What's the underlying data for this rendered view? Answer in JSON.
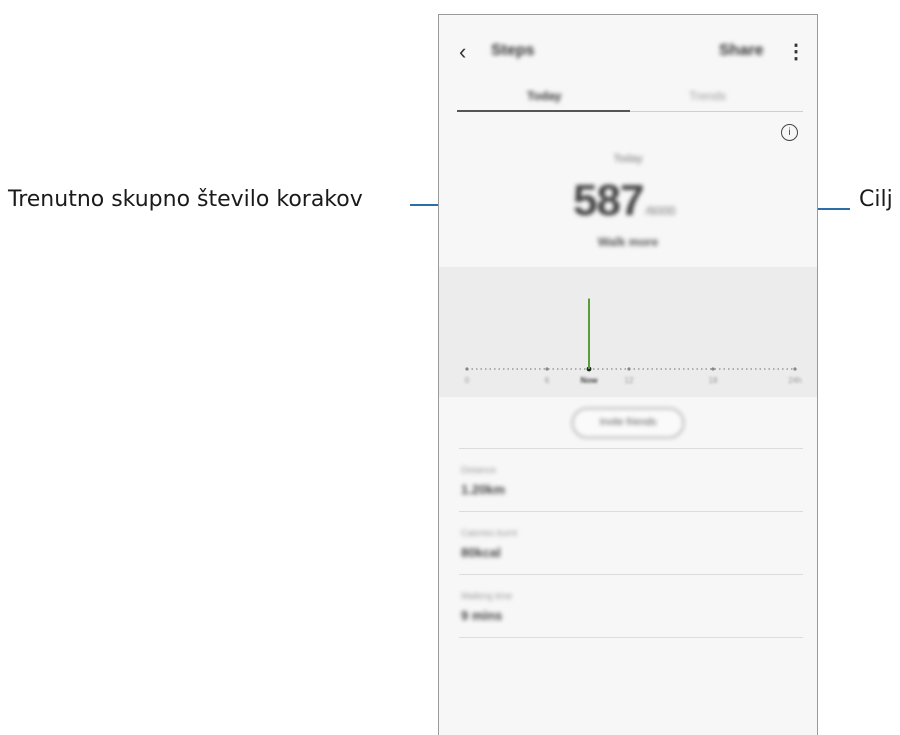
{
  "callouts": {
    "left": "Trenutno skupno število korakov",
    "right": "Cilj"
  },
  "app": {
    "title": "Steps",
    "share_label": "Share",
    "back_icon": "back-arrow-icon",
    "more_icon": "more-vertical-icon"
  },
  "tabs": [
    {
      "label": "Today",
      "selected": true
    },
    {
      "label": "Trends",
      "selected": false
    }
  ],
  "summary": {
    "period_label": "Today",
    "steps": "587",
    "goal": "/6000",
    "subtitle": "Walk more"
  },
  "chart_data": {
    "type": "bar",
    "x_ticks": [
      "0",
      "6",
      "Now",
      "12",
      "18",
      "24h"
    ],
    "highlight_tick": "Now",
    "values": [
      {
        "x": "Now",
        "value": 587
      }
    ]
  },
  "action_button": "Invite friends",
  "stats": [
    {
      "label": "Distance",
      "value": "1.20km"
    },
    {
      "label": "Calories burnt",
      "value": "80kcal"
    },
    {
      "label": "Walking time",
      "value": "9 mins"
    }
  ],
  "colors": {
    "leader_line": "#2a6fa8",
    "bar": "#5a9c3a"
  }
}
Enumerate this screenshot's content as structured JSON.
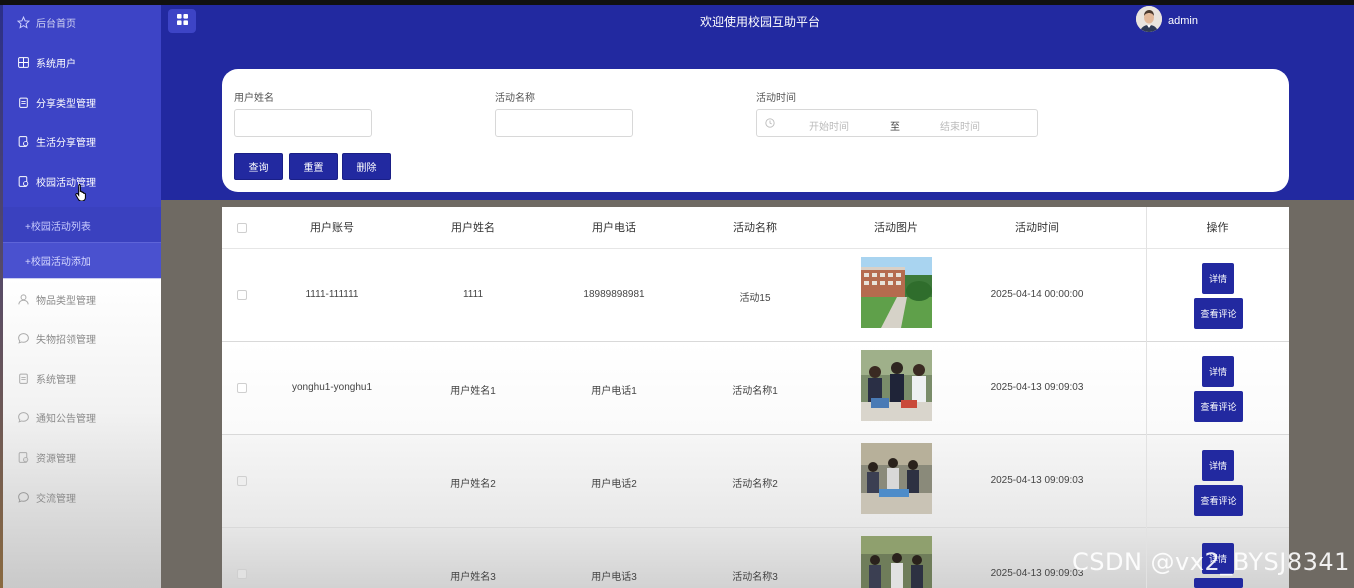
{
  "header": {
    "title": "欢迎使用校园互助平台",
    "username": "admin"
  },
  "sidebar": {
    "items": [
      {
        "label": "后台首页",
        "icon": "star-icon"
      },
      {
        "label": "系统用户",
        "icon": "grid-icon"
      },
      {
        "label": "分享类型管理",
        "icon": "clipboard-icon"
      },
      {
        "label": "生活分享管理",
        "icon": "doc-gear-icon"
      },
      {
        "label": "校园活动管理",
        "icon": "doc-gear-icon"
      },
      {
        "label": "物品类型管理",
        "icon": "user-icon"
      },
      {
        "label": "失物招领管理",
        "icon": "chat-icon"
      },
      {
        "label": "系统管理",
        "icon": "clipboard-icon"
      },
      {
        "label": "通知公告管理",
        "icon": "chat-icon"
      },
      {
        "label": "资源管理",
        "icon": "doc-gear-icon"
      },
      {
        "label": "交流管理",
        "icon": "chat-icon"
      }
    ],
    "subitems": [
      {
        "label": "+校园活动列表"
      },
      {
        "label": "+校园活动添加"
      }
    ]
  },
  "search": {
    "username_label": "用户姓名",
    "activity_name_label": "活动名称",
    "activity_time_label": "活动时间",
    "start_placeholder": "开始时间",
    "range_separator": "至",
    "end_placeholder": "结束时间",
    "query_button": "查询",
    "reset_button": "重置",
    "delete_button": "删除"
  },
  "table": {
    "columns": [
      "用户账号",
      "用户姓名",
      "用户电话",
      "活动名称",
      "活动图片",
      "活动时间",
      "操作"
    ],
    "rows": [
      {
        "account": "1111-111111",
        "name": "1111",
        "phone": "18989898981",
        "activity": "活动15",
        "time": "2025-04-14 00:00:00"
      },
      {
        "account": "yonghu1-yonghu1",
        "name": "用户姓名1",
        "phone": "用户电话1",
        "activity": "活动名称1",
        "time": "2025-04-13 09:09:03"
      },
      {
        "account": "",
        "name": "用户姓名2",
        "phone": "用户电话2",
        "activity": "活动名称2",
        "time": "2025-04-13 09:09:03"
      },
      {
        "account": "",
        "name": "用户姓名3",
        "phone": "用户电话3",
        "activity": "活动名称3",
        "time": "2025-04-13 09:09:03"
      }
    ],
    "detail_button": "详情",
    "comments_button": "查看评论"
  },
  "watermark": "CSDN @vx2_BYSJ8341",
  "colors": {
    "primary": "#2229a0",
    "sidebar": "#3d44c6"
  }
}
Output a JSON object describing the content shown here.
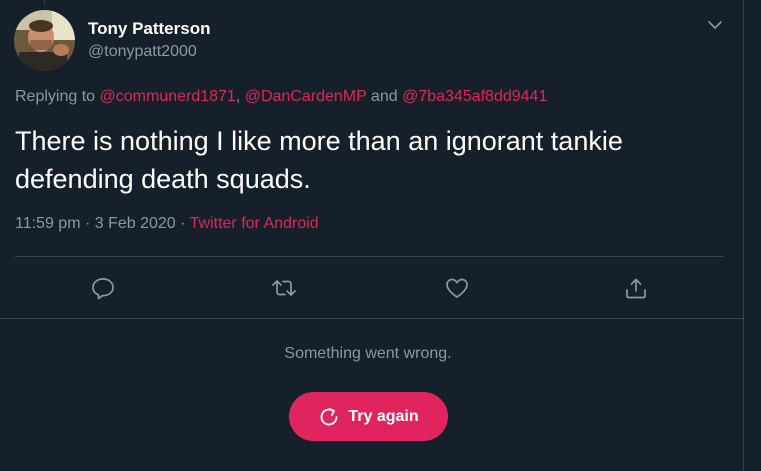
{
  "tweet": {
    "author_name": "Tony Patterson",
    "author_handle": "@tonypatt2000",
    "replying_prefix": "Replying to ",
    "mentions": [
      "@communerd1871",
      "@DanCardenMP",
      "@7ba345af8dd9441"
    ],
    "mention_separator": ", ",
    "mention_and": " and ",
    "text": "There is nothing I like more than an ignorant tankie defending death squads.",
    "time": "11:59 pm",
    "date": "3 Feb 2020",
    "dot": " · ",
    "source": "Twitter for Android"
  },
  "actions": {
    "icons": [
      "reply-icon",
      "retweet-icon",
      "like-icon",
      "share-icon"
    ]
  },
  "error": {
    "message": "Something went wrong.",
    "retry_label": "Try again"
  },
  "colors": {
    "background": "#15202b",
    "accent": "#e0245e",
    "secondary_text": "#8899a6",
    "border": "#38444d"
  }
}
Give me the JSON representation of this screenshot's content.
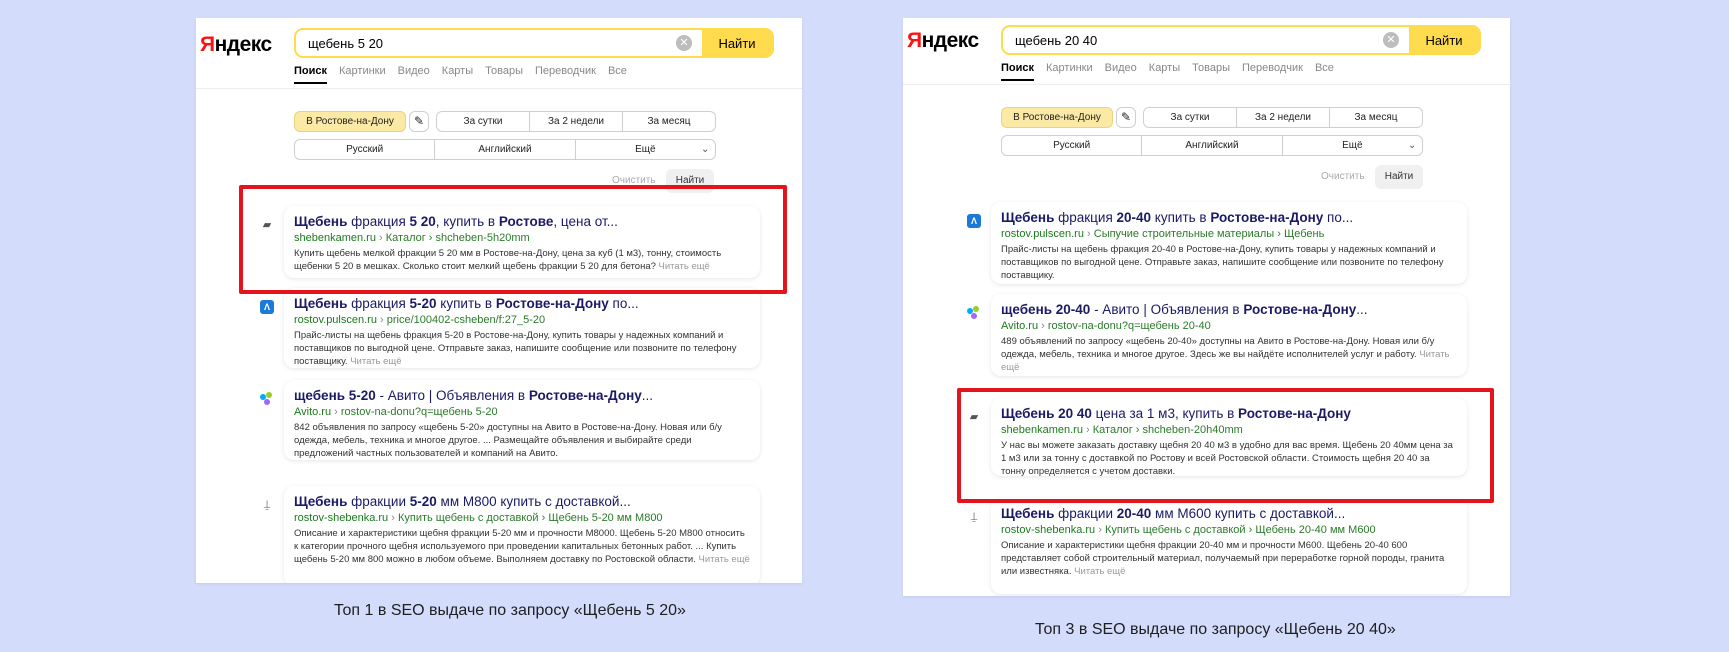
{
  "left": {
    "logo": "Яндекс",
    "search_value": "щебень 5 20",
    "search_button": "Найти",
    "tabs": [
      "Поиск",
      "Картинки",
      "Видео",
      "Карты",
      "Товары",
      "Переводчик",
      "Все"
    ],
    "filters": {
      "region": "В Ростове-на-Дону",
      "periods": [
        "За сутки",
        "За 2 недели",
        "За месяц"
      ],
      "languages": [
        "Русский",
        "Английский",
        "Ещё"
      ],
      "clear": "Очистить",
      "find": "Найти"
    },
    "results": [
      {
        "title": "Щебень фракция 5 20, купить в Ростове, цена от...",
        "site": "shebenkamen.ru",
        "path": "Каталог › shcheben-5h20mm",
        "snippet": "Купить щебень мелкой фракции 5 20 мм в Ростове-на-Дону, цена за куб (1 м3), тонну, стоимость щебенки 5 20 в мешках. Сколько стоит мелкий щебень фракции 5 20 для бетона?",
        "more": "Читать ещё"
      },
      {
        "title": "Щебень фракция 5-20 купить в Ростове-на-Дону по...",
        "site": "rostov.pulscen.ru",
        "path": "price/100402-csheben/f:27_5-20",
        "snippet": "Прайс-листы на щебень фракция 5-20 в Ростове-на-Дону, купить товары у надежных компаний и поставщиков по выгодной цене. Отправьте заказ, напишите сообщение или позвоните по телефону поставщику.",
        "more": "Читать ещё"
      },
      {
        "title": "щебень 5-20 - Авито | Объявления в Ростове-на-Дону...",
        "site": "Avito.ru",
        "path": "rostov-na-donu?q=щебень 5-20",
        "snippet": "842 объявления по запросу «щебень 5-20» доступны на Авито в Ростове-на-Дону. Новая или б/у одежда, мебель, техника и многое другое. ... Размещайте объявления и выбирайте среди предложений частных пользователей и компаний на Авито.",
        "more": ""
      },
      {
        "title": "Щебень фракции 5-20 мм М800 купить с доставкой...",
        "site": "rostov-shebenka.ru",
        "path": "Купить щебень с доставкой › Щебень 5-20 мм М800",
        "snippet": "Описание и характеристики щебня фракции 5-20 мм и прочности М8000. Щебень 5-20 М800 относить к категории прочного щебня используемого при проведении капитальных бетонных работ. ... Купить щебень 5-20 мм 800 можно в любом объеме. Выполняем доставку по Ростовской области.",
        "more": "Читать ещё"
      }
    ],
    "caption": "Топ 1 в SEO выдаче по запросу «Щебень 5 20»"
  },
  "right": {
    "logo": "Яндекс",
    "search_value": "щебень 20 40",
    "search_button": "Найти",
    "tabs": [
      "Поиск",
      "Картинки",
      "Видео",
      "Карты",
      "Товары",
      "Переводчик",
      "Все"
    ],
    "filters": {
      "region": "В Ростове-на-Дону",
      "periods": [
        "За сутки",
        "За 2 недели",
        "За месяц"
      ],
      "languages": [
        "Русский",
        "Английский",
        "Ещё"
      ],
      "clear": "Очистить",
      "find": "Найти"
    },
    "results": [
      {
        "title": "Щебень фракция 20-40 купить в Ростове-на-Дону по...",
        "site": "rostov.pulscen.ru",
        "path": "Сыпучие строительные материалы › Щебень",
        "snippet": "Прайс-листы на щебень фракция 20-40 в Ростове-на-Дону, купить товары у надежных компаний и поставщиков по выгодной цене. Отправьте заказ, напишите сообщение или позвоните по телефону поставщику.",
        "more": ""
      },
      {
        "title": "щебень 20-40 - Авито | Объявления в Ростове-на-Дону...",
        "site": "Avito.ru",
        "path": "rostov-na-donu?q=щебень 20-40",
        "snippet": "489 объявлений по запросу «щебень 20-40» доступны на Авито в Ростове-на-Дону. Новая или б/у одежда, мебель, техника и многое другое. Здесь же вы найдёте исполнителей услуг и работу.",
        "more": "Читать ещё"
      },
      {
        "title": "Щебень 20 40 цена за 1 м3, купить в Ростове-на-Дону",
        "site": "shebenkamen.ru",
        "path": "Каталог › shcheben-20h40mm",
        "snippet": "У нас вы можете заказать доставку щебня 20 40 м3 в удобно для вас время. Щебень 20 40мм цена за 1 м3 или за тонну с доставкой по Ростову и всей Ростовской области. Стоимость щебня 20 40 за тонну определяется с учетом доставки.",
        "more": ""
      },
      {
        "title": "Щебень фракции 20-40 мм М600 купить с доставкой...",
        "site": "rostov-shebenka.ru",
        "path": "Купить щебень с доставкой › Щебень 20-40 мм М600",
        "snippet": "Описание и характеристики щебня фракции 20-40 мм и прочности М600. Щебень 20-40 600 представляет собой строительный материал, получаемый при переработке горной породы, гранита или известняка.",
        "more": "Читать ещё"
      }
    ],
    "caption": "Топ 3 в SEO выдаче по запросу «Щебень 20 40»"
  },
  "colors": {
    "background": "#d3dcfb",
    "highlight": "#e3141b",
    "search_accent": "#ffdb4d",
    "title": "#1a1a66",
    "url": "#1c7a1c"
  },
  "icons": {
    "clear": "close-icon",
    "edit": "edit-icon",
    "chevron": "chevron-down-icon",
    "shebenkamen": "truck-icon",
    "pulscen": "pulscen-icon",
    "avito": "avito-dots-icon",
    "shebenka": "pin-icon"
  }
}
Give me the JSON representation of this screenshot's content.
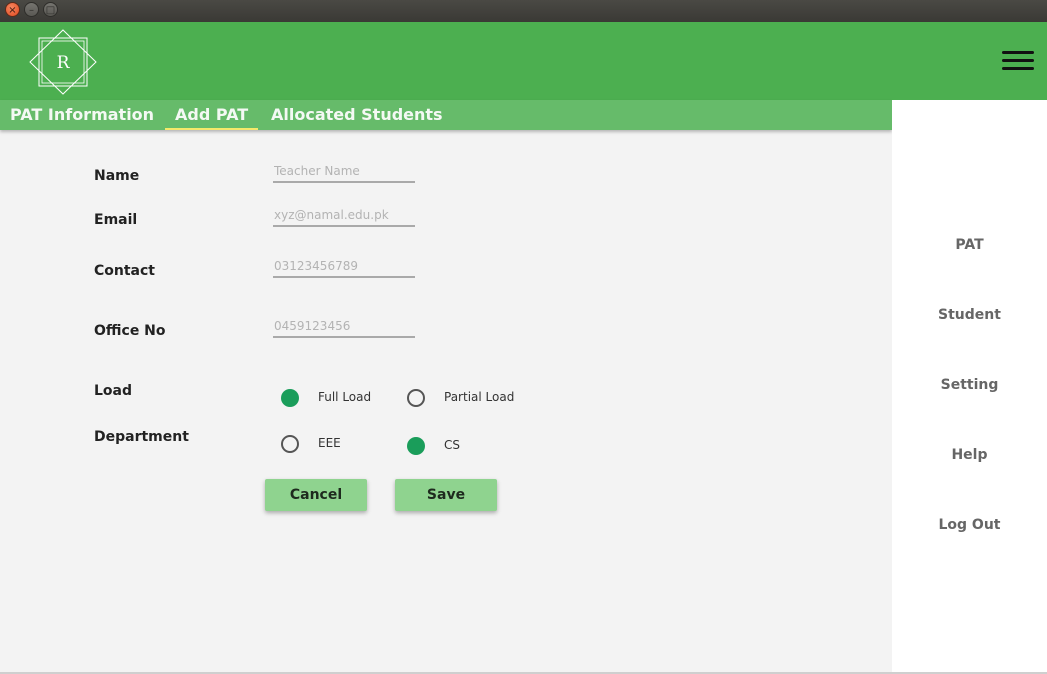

PROBLEM DETAILS: Which lines of the data above contain "прочности"? Copy each one.

OUTPUT:
        "snippet": "Описание и характеристики щебня фракции 5-20 мм и прочности М8000. Щебень 5-20 М800 относить к категории прочного щебня используемого при проведении капитальных бетонных работ. ... Купить щебень 5-20 мм 800 можно в любом объеме. Выполняем доставку по Ростовской области.",
        "snippet": "Описание и характеристики щебня фракции 20-40 мм и прочности М600. Щебень 20-40 600 представляет собой строительный материал, получаемый при переработке горной породы, гранита или известняка.",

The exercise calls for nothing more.